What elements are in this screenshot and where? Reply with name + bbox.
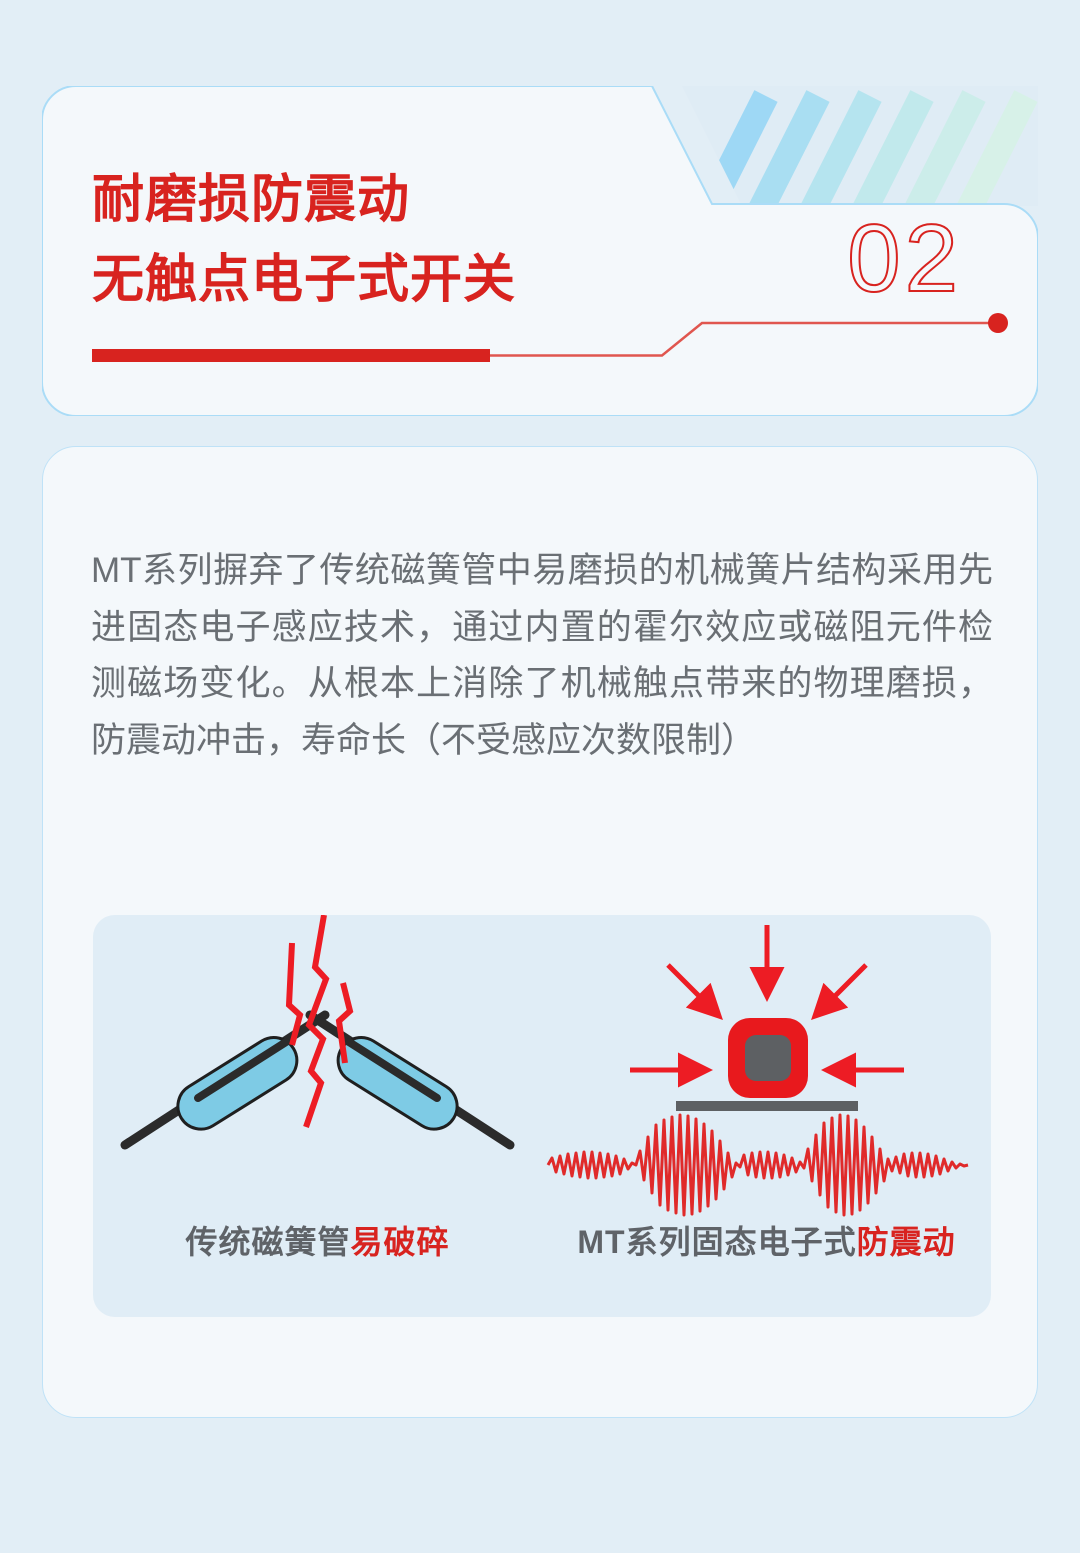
caption-left-highlight: 易破碎 [351, 1224, 450, 1260]
broken-reed-switch-icon [93, 915, 542, 1233]
mounting-base [676, 1101, 858, 1111]
caption-left: 传统磁簧管易破碎 [93, 1217, 542, 1263]
content-card: MT系列摒弃了传统磁簧管中易磨损的机械簧片结构采用先进固态电子感应技术，通过内置… [42, 446, 1038, 1418]
caption-right-highlight: 防震动 [857, 1224, 956, 1260]
page-title-line-2: 无触点电子式开关 [92, 254, 516, 306]
section-number: 02 [847, 211, 962, 307]
solid-state-sensor-vibration-icon [542, 915, 991, 1233]
illustration-right: MT系列固态电子式防震动 [542, 915, 991, 1317]
illustration-left: 传统磁簧管易破碎 [93, 915, 542, 1317]
sensor-core [745, 1035, 791, 1081]
page-title-line-1: 耐磨损防震动 [92, 174, 410, 226]
header-card: 耐磨损防震动 无触点电子式开关 02 [42, 86, 1038, 416]
caption-right-plain: MT系列固态电子式 [577, 1224, 856, 1260]
description-paragraph: MT系列摒弃了传统磁簧管中易磨损的机械簧片结构采用先进固态电子感应技术，通过内置… [91, 543, 993, 770]
caption-right: MT系列固态电子式防震动 [542, 1217, 991, 1263]
vibration-waveform [548, 1115, 968, 1215]
caption-left-plain: 传统磁簧管 [185, 1224, 350, 1260]
illustration-panel: 传统磁簧管易破碎 [93, 915, 991, 1317]
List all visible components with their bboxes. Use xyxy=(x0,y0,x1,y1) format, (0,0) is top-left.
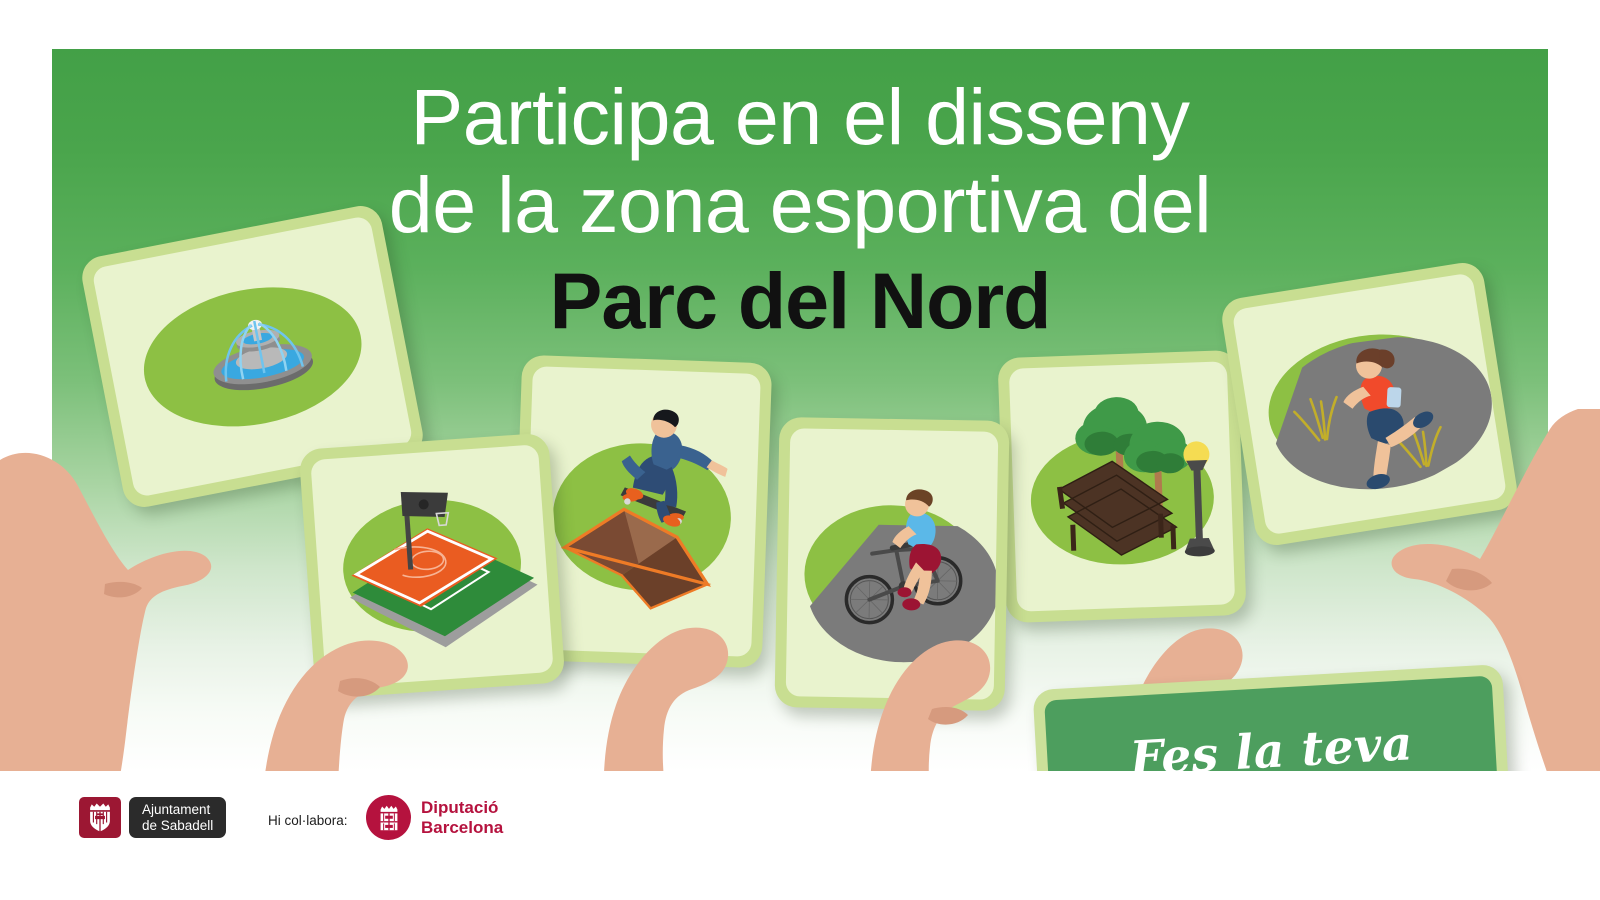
sabadell-shield-icon xyxy=(79,797,121,838)
card-park-bench[interactable] xyxy=(997,350,1246,623)
sports-court-icon xyxy=(310,444,553,687)
card-cyclist[interactable] xyxy=(774,417,1009,711)
crown-shield-icon xyxy=(86,802,114,833)
ajuntament-line2: de Sabadell xyxy=(142,818,213,834)
poster-stage: Participa en el disseny de la zona espor… xyxy=(0,0,1600,900)
runner-icon xyxy=(1232,272,1508,535)
footer: Ajuntament de Sabadell Hi col·labora: Di… xyxy=(0,771,1600,900)
cyclist-icon xyxy=(786,428,999,700)
banner: Participa en el disseny de la zona espor… xyxy=(52,49,1548,771)
ajuntament-line1: Ajuntament xyxy=(142,802,213,818)
logo-diputacio-barcelona[interactable]: Diputació Barcelona xyxy=(366,795,503,840)
collaborator-label: Hi col·labora: xyxy=(268,813,348,828)
diputacio-disc-icon xyxy=(366,795,411,840)
diputacio-line2: Barcelona xyxy=(421,818,503,838)
diputacio-name: Diputació Barcelona xyxy=(421,798,503,838)
card-sports-court-inner xyxy=(310,444,553,687)
park-bench-icon xyxy=(1009,361,1235,611)
card-cyclist-inner xyxy=(786,428,999,700)
card-sports-court[interactable] xyxy=(299,433,566,700)
card-runner[interactable] xyxy=(1219,260,1520,548)
logo-ajuntament-sabadell[interactable]: Ajuntament de Sabadell xyxy=(79,797,226,838)
ajuntament-name: Ajuntament de Sabadell xyxy=(129,797,226,838)
card-park-bench-inner xyxy=(1009,361,1235,611)
crown-shield-icon xyxy=(376,804,402,832)
diputacio-line1: Diputació xyxy=(421,798,503,818)
card-runner-inner xyxy=(1232,272,1508,535)
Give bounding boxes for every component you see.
——
* The request
Return all the rows above, word for word, but leave out the pictures.

* Response
What elements are in this screenshot and where? Reply with name + bbox.
caption-left-highlight: 易破碎 [351, 1224, 450, 1260]
broken-reed-switch-icon [93, 915, 542, 1233]
mounting-base [676, 1101, 858, 1111]
caption-left: 传统磁簧管易破碎 [93, 1217, 542, 1263]
content-card: MT系列摒弃了传统磁簧管中易磨损的机械簧片结构采用先进固态电子感应技术，通过内置… [42, 446, 1038, 1418]
caption-right-highlight: 防震动 [857, 1224, 956, 1260]
page-title-line-2: 无触点电子式开关 [92, 254, 516, 306]
section-number: 02 [847, 211, 962, 307]
solid-state-sensor-vibration-icon [542, 915, 991, 1233]
illustration-right: MT系列固态电子式防震动 [542, 915, 991, 1317]
illustration-left: 传统磁簧管易破碎 [93, 915, 542, 1317]
sensor-core [745, 1035, 791, 1081]
page-title-line-1: 耐磨损防震动 [92, 174, 410, 226]
header-card: 耐磨损防震动 无触点电子式开关 02 [42, 86, 1038, 416]
caption-right-plain: MT系列固态电子式 [577, 1224, 856, 1260]
description-paragraph: MT系列摒弃了传统磁簧管中易磨损的机械簧片结构采用先进固态电子感应技术，通过内置… [91, 543, 993, 770]
caption-right: MT系列固态电子式防震动 [542, 1217, 991, 1263]
vibration-waveform [548, 1115, 968, 1215]
caption-left-plain: 传统磁簧管 [185, 1224, 350, 1260]
illustration-panel: 传统磁簧管易破碎 [93, 915, 991, 1317]
List all visible components with their bboxes. Use xyxy=(x0,y0,x1,y1) format, (0,0) is top-left.
sabadell-shield-icon xyxy=(79,797,121,838)
card-park-bench[interactable] xyxy=(997,350,1246,623)
sports-court-icon xyxy=(310,444,553,687)
card-cyclist[interactable] xyxy=(774,417,1009,711)
crown-shield-icon xyxy=(86,802,114,833)
ajuntament-line2: de Sabadell xyxy=(142,818,213,834)
poster-stage: Participa en el disseny de la zona espor… xyxy=(0,0,1600,900)
runner-icon xyxy=(1232,272,1508,535)
footer: Ajuntament de Sabadell Hi col·labora: Di… xyxy=(0,771,1600,900)
cyclist-icon xyxy=(786,428,999,700)
banner: Participa en el disseny de la zona espor… xyxy=(52,49,1548,771)
ajuntament-line1: Ajuntament xyxy=(142,802,213,818)
logo-diputacio-barcelona[interactable]: Diputació Barcelona xyxy=(366,795,503,840)
collaborator-label: Hi col·labora: xyxy=(268,813,348,828)
diputacio-disc-icon xyxy=(366,795,411,840)
diputacio-line2: Barcelona xyxy=(421,818,503,838)
diputacio-name: Diputació Barcelona xyxy=(421,798,503,838)
card-sports-court-inner xyxy=(310,444,553,687)
park-bench-icon xyxy=(1009,361,1235,611)
card-cyclist-inner xyxy=(786,428,999,700)
card-sports-court[interactable] xyxy=(299,433,566,700)
card-runner[interactable] xyxy=(1219,260,1520,548)
logo-ajuntament-sabadell[interactable]: Ajuntament de Sabadell xyxy=(79,797,226,838)
ajuntament-name: Ajuntament de Sabadell xyxy=(129,797,226,838)
card-park-bench-inner xyxy=(1009,361,1235,611)
crown-shield-icon xyxy=(376,804,402,832)
diputacio-line1: Diputació xyxy=(421,798,503,818)
card-runner-inner xyxy=(1232,272,1508,535)
Give bounding boxes for every component you see.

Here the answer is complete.